Data entries:
----------------

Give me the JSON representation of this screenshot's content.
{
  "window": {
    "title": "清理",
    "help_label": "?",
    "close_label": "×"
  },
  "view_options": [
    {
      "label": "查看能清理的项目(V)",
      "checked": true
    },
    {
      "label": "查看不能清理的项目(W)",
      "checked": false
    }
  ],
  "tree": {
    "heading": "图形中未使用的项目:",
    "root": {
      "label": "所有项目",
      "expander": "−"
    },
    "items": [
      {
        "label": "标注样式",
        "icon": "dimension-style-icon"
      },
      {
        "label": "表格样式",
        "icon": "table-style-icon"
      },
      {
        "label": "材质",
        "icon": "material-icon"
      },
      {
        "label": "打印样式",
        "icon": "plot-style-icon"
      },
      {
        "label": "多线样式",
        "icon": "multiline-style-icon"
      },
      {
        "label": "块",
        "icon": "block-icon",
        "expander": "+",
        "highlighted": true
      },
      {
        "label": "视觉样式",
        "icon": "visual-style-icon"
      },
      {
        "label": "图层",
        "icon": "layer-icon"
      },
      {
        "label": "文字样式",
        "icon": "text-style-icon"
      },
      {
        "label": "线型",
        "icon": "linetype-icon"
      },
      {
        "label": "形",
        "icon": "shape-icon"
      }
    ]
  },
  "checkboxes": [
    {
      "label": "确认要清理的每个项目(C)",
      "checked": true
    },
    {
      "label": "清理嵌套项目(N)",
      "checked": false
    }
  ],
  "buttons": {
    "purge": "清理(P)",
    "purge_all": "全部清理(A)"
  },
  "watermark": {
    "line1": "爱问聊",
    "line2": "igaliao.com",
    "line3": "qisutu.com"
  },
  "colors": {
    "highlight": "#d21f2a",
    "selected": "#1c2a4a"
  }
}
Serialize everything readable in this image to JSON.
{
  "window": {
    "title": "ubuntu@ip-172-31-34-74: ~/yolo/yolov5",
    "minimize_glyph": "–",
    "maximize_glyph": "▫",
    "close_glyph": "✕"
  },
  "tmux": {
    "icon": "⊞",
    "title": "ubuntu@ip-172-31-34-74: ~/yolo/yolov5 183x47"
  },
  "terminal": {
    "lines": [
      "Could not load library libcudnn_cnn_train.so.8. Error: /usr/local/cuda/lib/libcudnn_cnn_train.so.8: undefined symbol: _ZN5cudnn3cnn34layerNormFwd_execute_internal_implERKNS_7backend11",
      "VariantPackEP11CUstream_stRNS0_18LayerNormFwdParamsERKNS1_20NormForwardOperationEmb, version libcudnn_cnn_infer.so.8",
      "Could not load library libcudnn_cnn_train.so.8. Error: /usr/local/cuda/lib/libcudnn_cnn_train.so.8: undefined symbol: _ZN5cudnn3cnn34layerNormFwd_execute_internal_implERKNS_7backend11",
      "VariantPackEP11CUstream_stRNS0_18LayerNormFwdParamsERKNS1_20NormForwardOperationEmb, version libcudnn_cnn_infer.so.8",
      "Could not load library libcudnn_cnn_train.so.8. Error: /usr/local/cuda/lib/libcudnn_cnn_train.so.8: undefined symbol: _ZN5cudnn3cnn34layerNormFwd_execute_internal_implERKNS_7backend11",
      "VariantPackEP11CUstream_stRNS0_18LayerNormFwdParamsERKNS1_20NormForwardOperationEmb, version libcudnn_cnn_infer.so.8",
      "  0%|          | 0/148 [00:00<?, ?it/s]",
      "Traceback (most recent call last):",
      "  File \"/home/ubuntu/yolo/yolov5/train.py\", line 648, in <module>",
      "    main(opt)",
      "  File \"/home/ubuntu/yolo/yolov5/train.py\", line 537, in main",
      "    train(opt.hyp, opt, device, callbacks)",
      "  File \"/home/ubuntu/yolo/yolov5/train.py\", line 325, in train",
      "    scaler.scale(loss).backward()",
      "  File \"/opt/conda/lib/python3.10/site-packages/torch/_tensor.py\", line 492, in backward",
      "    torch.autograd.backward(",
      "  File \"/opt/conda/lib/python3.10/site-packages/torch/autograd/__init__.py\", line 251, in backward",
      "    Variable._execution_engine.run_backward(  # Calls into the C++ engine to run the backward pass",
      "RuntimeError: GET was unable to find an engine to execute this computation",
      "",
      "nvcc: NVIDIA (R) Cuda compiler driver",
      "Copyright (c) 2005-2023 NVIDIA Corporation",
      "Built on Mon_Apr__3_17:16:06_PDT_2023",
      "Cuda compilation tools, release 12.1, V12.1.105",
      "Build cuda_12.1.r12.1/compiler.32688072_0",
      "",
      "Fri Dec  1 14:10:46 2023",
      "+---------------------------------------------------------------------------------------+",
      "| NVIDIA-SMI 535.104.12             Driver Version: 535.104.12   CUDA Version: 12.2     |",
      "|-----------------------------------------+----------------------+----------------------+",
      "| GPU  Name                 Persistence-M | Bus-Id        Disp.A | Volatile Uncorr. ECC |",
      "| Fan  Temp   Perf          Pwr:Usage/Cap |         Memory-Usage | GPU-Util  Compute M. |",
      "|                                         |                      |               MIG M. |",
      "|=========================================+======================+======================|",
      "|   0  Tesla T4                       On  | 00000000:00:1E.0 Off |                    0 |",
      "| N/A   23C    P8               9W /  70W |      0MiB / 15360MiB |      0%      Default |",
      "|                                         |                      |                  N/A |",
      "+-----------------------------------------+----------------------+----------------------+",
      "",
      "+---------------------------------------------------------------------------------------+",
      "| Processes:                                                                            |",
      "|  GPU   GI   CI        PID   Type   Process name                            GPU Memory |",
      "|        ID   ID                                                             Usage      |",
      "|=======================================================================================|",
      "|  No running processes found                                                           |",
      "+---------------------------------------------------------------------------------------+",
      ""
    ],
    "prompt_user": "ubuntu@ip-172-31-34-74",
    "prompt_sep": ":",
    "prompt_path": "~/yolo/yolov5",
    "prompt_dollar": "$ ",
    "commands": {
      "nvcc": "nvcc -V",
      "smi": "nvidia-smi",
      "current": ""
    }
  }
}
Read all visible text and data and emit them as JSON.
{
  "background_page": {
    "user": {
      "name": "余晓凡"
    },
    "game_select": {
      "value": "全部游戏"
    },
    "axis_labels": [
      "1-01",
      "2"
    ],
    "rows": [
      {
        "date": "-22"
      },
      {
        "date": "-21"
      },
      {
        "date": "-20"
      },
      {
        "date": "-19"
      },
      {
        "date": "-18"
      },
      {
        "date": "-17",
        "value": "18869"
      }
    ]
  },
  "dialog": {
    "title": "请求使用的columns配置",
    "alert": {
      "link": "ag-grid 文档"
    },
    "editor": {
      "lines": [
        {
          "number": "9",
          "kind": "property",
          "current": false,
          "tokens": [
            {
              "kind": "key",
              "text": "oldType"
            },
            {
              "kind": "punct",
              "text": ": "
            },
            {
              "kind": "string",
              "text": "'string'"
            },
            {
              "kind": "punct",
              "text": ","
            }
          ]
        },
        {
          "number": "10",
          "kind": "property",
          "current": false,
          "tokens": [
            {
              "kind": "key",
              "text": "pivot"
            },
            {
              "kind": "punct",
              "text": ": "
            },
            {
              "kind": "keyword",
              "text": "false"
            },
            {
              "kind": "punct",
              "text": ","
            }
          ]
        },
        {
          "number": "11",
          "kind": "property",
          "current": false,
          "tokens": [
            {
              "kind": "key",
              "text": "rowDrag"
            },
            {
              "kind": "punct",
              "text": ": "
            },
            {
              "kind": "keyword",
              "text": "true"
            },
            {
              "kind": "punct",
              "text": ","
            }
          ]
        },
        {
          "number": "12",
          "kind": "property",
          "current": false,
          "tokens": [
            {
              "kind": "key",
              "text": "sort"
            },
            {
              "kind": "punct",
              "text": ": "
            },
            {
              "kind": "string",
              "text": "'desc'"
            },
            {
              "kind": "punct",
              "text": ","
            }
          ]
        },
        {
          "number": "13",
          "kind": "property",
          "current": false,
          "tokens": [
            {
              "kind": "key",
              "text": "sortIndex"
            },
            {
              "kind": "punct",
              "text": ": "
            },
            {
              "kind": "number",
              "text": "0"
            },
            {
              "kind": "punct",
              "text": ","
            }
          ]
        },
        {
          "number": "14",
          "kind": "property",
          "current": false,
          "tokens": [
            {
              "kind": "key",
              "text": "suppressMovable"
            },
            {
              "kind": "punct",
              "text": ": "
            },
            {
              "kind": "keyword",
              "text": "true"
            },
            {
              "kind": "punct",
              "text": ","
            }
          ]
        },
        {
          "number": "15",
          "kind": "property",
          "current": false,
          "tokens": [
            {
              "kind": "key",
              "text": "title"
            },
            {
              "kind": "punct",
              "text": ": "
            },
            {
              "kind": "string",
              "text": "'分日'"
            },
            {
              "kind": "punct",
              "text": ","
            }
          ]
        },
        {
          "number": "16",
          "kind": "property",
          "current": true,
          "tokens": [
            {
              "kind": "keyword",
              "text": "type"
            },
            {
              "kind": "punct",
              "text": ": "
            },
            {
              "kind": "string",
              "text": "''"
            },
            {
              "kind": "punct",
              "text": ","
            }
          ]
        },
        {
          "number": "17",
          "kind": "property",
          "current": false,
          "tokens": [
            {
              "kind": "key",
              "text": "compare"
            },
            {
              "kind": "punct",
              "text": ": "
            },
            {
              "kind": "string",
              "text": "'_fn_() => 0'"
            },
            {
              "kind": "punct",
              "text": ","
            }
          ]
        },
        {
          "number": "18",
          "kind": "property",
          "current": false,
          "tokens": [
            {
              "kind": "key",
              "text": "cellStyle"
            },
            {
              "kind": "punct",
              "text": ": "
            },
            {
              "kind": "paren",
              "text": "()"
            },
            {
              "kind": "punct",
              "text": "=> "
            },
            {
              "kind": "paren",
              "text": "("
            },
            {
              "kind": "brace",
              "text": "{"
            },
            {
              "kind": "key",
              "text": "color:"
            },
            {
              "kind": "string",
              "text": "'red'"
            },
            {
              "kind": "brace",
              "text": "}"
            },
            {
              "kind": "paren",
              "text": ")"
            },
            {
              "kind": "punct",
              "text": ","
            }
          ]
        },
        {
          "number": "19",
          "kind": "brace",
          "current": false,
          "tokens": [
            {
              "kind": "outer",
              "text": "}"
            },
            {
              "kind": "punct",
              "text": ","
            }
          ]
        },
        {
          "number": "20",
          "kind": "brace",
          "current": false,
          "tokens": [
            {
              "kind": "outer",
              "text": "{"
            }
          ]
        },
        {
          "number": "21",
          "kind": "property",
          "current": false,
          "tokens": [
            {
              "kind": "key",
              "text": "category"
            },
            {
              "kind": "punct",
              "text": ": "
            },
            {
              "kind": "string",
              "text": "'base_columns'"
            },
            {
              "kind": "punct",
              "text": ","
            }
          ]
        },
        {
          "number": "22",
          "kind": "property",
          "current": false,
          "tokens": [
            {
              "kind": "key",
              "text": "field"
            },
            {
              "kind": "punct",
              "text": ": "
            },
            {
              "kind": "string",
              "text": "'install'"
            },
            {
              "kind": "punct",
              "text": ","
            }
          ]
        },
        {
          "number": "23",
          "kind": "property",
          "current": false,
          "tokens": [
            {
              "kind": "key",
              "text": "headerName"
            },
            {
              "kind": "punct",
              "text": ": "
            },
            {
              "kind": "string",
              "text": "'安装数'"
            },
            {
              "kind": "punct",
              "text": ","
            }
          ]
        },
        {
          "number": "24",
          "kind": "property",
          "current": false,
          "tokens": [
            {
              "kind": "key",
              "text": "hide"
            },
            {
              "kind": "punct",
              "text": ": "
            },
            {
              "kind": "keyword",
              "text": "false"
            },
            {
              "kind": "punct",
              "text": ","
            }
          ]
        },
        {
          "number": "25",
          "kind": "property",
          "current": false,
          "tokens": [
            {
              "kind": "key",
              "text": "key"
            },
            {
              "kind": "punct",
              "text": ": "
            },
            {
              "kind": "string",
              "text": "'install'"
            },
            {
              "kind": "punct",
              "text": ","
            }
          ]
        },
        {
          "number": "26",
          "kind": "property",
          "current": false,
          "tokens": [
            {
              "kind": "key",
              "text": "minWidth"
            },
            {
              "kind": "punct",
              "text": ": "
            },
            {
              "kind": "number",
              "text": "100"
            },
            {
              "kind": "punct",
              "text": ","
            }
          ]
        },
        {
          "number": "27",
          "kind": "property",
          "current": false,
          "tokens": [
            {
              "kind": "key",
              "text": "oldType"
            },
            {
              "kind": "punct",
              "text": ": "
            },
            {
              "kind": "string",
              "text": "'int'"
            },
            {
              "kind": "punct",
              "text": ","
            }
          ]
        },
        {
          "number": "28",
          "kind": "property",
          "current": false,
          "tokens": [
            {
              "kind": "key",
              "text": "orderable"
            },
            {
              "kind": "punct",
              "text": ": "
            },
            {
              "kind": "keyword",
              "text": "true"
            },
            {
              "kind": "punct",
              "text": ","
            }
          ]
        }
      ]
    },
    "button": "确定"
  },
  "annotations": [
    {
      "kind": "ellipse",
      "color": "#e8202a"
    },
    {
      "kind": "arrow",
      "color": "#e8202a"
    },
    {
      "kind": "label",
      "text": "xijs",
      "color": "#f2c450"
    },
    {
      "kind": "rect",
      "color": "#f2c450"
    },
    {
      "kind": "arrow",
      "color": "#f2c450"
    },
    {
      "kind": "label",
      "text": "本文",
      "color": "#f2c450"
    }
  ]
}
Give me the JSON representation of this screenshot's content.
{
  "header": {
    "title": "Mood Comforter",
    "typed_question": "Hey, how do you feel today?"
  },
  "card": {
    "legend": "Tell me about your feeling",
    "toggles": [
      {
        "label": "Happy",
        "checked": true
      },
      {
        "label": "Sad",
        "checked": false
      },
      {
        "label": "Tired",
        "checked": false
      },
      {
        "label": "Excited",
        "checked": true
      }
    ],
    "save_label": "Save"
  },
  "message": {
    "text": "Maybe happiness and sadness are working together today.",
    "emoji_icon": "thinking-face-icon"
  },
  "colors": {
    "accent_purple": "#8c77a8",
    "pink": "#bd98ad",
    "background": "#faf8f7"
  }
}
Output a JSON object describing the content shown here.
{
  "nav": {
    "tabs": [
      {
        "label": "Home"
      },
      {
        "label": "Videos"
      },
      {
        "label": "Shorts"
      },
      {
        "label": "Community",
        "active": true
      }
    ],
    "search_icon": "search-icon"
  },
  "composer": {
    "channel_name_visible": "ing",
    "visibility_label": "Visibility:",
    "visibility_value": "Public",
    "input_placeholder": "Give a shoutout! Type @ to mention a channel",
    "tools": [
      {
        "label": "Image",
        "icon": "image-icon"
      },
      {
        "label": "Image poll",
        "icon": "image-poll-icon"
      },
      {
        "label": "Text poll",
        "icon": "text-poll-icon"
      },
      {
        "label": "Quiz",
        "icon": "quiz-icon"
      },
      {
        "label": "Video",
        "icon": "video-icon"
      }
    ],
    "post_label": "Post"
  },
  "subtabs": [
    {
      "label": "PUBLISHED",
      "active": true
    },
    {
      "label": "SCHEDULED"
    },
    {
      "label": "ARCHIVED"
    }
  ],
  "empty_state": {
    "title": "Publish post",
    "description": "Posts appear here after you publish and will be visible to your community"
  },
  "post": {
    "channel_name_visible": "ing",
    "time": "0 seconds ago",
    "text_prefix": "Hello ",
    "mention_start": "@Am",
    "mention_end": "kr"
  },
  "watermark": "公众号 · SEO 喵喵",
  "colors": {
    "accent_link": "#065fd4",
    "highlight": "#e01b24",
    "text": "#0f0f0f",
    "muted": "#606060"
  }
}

----------------

▶ [YOUR INSTRUCTIONS] Where a line above holds the string "Memory", show that line.

▶ [WRITTEN SOLUTION]
      "| Fan  Temp   Perf          Pwr:Usage/Cap |         Memory-Usage | GPU-Util  Compute M. |",
      "|  GPU   GI   CI        PID   Type   Process name                            GPU Memory |",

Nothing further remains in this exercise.